#### Your goal:
Your task is to give the entries back exactly, leaving nothing out.

◇ ◇ ◇ ◇ ◇

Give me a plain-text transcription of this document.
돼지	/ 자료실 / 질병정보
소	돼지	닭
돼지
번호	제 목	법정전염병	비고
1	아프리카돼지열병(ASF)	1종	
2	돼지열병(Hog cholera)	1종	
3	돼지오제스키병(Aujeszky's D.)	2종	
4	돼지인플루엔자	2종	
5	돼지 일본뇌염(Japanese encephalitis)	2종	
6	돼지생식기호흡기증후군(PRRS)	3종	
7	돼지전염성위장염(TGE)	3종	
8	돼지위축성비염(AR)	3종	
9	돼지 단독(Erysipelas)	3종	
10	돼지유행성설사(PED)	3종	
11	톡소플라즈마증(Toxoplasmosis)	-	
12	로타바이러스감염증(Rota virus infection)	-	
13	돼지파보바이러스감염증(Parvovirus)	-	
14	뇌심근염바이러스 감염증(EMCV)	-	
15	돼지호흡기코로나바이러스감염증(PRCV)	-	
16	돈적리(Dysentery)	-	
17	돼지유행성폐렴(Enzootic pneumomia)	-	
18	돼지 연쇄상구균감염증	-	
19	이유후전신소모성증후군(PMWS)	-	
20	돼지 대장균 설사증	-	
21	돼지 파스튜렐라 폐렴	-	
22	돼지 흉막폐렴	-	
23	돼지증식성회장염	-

◇ ◇ ◇ ◇ ◇

#### Reply to the exercise:
Give me a plain-text transcription of this document.
돼지	/ 자료실 / 질병정보
소	돼지	닭
돼지
번호	제 목	법정전염병	비고
1	아프리카돼지열병(ASF)	1종	
2	돼지열병(Hog cholera)	1종	
3	돼지오제스키병(Aujeszky's D.)	2종	
4	돼지인플루엔자	2종	
5	돼지 일본뇌염(Japanese encephalitis)	2종	
6	돼지생식기호흡기증후군(PRRS)	3종	
7	돼지전염성위장염(TGE)	3종	
8	돼지위축성비염(AR)	3종	
9	돼지 단독(Erysipelas)	3종	
10	돼지유행성설사(PED)	3종	
11	톡소플라즈마증(Toxoplasmosis)	-	
12	로타바이러스감염증(Rota virus infection)	-	
13	돼지파보바이러스감염증(Parvovirus)	-	
14	뇌심근염바이러스 감염증(EMCV)	-	
15	돼지호흡기코로나바이러스감염증(PRCV)	-	
16	돈적리(Dysentery)	-	
17	돼지유행성폐렴(Enzootic pneumomia)	-	
18	돼지 연쇄상구균감염증	-	
19	이유후전신소모성증후군(PMWS)	-	
20	돼지 대장균 설사증	-	
21	돼지 파스튜렐라 폐렴	-	
22	돼지 흉막폐렴	-	
23	돼지증식성회장염	-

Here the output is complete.